__Exercise directions__.
Repeat word for word the passage of the commentary on the Lokpal and black money below, starting at "Having no less" and ending at "the public domain.".

__Source text__.
Image: PTI
However, the central demand of the Anna Hazare-led movement which doubtlessly captured the public mood against growing instances of corruption and scam under the UPA dispensation was to have an all-powerful Lokpal in place; an institutionalised ombudsman who would be invested with no holds barred powers for nabbing corruption in high places. This campaign brought a sting into the prime ministerial campaign of Narendra Modi. The Modi campaign, of course, added spice by making a very specific claim that within hundred days of his assumption of office, each Indian citizen would be richer by Rs 15 lakhs which would directly find its way into the individual bank accounts!
That is now history; and, indeed, a ‘bad joke’! No less than Modi’s man-Friday, BJP president Amit Shah has publicly admitted that it was a mere electoral rhetoric – a jumla. But nobody talks of the Jan Lokpal which added the urgency in the momentum to oust the Congress and to install Modi in South Block. After three and a half years, India awaits the establishment of a new Lokpal.
‘CRUSADE AGAINST BLACK MONEY’
The Modi bandwagon’s familiar trait has been to adopt a hit and run approach. To shrug off these obvious omissions, an anti-corruption, anti-black money narrative has been their mainstay. The initial honeymoon period and the comparative demobilised state of the principal opposition helped the government to have its writ run with consummate ease.
Having no less comprehension than anybody else, the Modi government’s narrative on black money stashed in secret foreign bank accounts and tax havens have remained largely confined to repeating mundane details of number of investigations, number of possible cases, number of individuals involved and so on and so forth. The Special Investigating Team (SIT) set-up at the behest of the Supreme Court has reportedly completed its primary study of the material. Based on that, the SIT is also said to have given its recommendations to the government. However, the opacity with which the government functions ensured these recommendations are not shared in the public domain.

__Stored data__.
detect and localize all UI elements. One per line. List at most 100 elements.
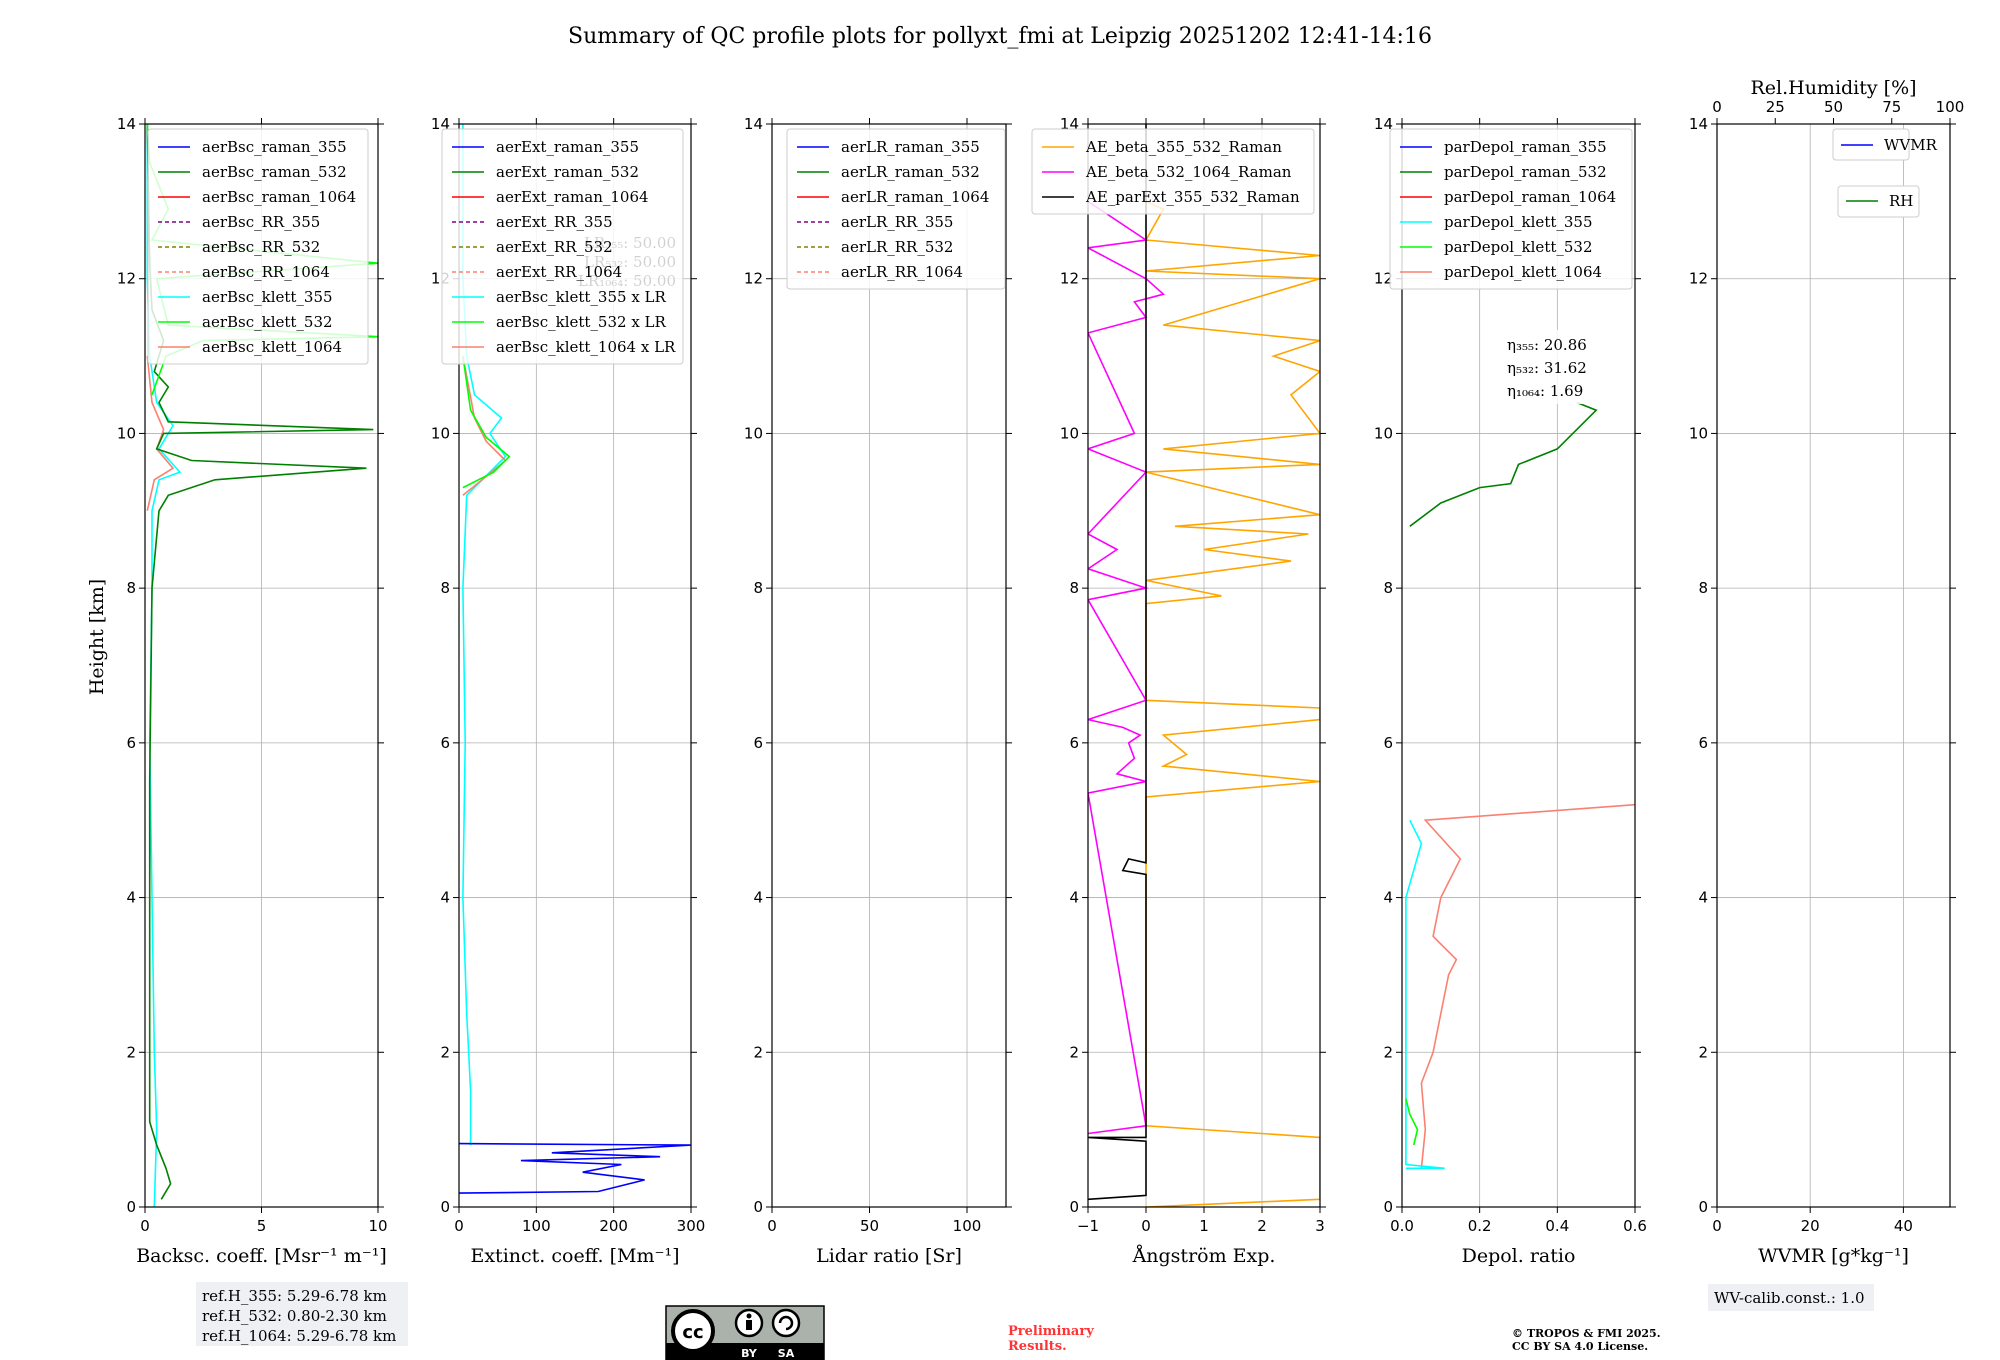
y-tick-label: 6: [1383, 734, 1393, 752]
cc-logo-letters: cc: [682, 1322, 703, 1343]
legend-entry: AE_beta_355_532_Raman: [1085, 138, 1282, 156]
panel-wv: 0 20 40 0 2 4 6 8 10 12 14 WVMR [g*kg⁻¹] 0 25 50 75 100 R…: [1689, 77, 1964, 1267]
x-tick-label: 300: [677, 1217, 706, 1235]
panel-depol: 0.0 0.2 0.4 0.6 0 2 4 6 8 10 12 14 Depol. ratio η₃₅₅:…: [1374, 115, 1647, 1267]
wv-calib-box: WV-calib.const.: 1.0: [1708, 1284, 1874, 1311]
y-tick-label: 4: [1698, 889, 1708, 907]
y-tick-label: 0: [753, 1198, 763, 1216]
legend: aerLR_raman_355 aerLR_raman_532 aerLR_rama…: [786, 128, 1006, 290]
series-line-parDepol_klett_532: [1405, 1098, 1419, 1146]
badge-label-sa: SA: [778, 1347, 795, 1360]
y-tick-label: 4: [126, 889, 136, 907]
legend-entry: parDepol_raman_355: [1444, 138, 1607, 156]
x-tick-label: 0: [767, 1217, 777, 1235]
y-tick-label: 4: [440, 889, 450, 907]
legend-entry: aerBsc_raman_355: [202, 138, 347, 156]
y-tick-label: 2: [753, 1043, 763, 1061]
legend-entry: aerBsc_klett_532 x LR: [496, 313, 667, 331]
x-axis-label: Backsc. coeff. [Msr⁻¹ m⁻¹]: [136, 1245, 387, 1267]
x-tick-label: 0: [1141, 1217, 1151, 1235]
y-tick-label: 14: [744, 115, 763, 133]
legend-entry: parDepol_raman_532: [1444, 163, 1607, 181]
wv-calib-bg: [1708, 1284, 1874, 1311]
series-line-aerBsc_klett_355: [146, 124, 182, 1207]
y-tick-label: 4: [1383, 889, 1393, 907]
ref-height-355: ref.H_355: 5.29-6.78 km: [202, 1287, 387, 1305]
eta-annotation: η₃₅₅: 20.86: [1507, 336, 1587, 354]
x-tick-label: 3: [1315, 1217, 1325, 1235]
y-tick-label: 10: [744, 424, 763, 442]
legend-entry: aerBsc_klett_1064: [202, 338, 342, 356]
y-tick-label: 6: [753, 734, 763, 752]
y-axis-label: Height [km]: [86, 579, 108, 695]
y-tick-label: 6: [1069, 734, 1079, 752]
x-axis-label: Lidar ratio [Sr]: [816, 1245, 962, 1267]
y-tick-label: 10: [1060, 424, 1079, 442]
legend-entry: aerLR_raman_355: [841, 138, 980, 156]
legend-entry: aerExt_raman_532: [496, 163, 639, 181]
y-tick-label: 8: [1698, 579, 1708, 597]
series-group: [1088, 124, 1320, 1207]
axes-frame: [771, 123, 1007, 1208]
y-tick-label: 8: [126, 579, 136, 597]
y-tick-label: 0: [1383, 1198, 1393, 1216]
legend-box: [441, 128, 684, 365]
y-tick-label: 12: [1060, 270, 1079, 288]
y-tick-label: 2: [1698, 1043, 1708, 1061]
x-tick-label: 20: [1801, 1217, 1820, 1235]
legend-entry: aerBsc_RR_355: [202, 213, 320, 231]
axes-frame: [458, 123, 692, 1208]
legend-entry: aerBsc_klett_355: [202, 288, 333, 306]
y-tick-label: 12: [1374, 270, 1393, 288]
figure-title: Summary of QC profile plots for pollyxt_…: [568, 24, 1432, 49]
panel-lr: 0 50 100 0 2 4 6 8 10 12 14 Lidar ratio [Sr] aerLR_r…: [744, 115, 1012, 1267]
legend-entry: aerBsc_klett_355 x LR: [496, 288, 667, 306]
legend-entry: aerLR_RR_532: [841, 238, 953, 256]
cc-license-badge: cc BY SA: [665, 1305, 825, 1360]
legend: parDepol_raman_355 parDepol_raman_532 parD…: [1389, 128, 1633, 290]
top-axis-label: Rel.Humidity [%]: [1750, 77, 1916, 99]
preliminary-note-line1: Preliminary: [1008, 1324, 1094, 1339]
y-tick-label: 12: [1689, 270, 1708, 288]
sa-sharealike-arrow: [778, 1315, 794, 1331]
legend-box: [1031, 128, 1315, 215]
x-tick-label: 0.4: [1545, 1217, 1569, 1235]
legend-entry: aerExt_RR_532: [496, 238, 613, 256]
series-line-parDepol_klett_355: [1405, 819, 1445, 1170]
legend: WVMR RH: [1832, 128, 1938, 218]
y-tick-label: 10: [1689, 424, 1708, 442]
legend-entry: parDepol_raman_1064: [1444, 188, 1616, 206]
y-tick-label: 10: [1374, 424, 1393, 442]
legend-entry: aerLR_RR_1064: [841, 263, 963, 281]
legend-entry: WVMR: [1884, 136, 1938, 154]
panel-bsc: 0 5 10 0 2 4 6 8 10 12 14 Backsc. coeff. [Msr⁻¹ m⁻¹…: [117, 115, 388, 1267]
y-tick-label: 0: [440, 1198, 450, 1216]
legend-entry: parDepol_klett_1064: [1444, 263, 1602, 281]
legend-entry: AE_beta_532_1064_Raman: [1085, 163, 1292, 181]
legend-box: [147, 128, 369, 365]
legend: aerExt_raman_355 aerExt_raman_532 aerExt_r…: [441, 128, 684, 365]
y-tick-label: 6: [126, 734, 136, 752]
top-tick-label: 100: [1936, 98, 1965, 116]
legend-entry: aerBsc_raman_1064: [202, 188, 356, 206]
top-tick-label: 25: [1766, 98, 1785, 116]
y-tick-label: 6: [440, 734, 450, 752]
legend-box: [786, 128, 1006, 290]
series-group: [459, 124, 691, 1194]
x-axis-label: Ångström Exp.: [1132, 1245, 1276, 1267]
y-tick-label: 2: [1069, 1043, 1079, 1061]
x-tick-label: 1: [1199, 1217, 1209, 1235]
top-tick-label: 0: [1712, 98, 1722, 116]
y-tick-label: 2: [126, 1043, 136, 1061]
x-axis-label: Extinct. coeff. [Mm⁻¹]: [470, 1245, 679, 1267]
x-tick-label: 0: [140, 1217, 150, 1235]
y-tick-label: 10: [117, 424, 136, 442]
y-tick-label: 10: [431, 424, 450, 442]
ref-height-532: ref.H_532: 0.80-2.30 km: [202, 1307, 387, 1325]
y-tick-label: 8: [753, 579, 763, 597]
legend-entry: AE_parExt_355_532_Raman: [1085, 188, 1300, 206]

__Answer for this exercise__.
Having no less comprehension than anybody else, the Modi government’s narrative on black money stashed in secret foreign bank accounts and tax havens have remained largely confined to repeating mundane details of number of investigations, number of possible cases, number of individuals involved and so on and so forth. The Special Investigating Team (SIT) set-up at the behest of the Supreme Court has reportedly completed its primary study of the material. Based on that, the SIT is also said to have given its recommendations to the government. However, the opacity with which the government functions ensured these recommendations are not shared in the public domain.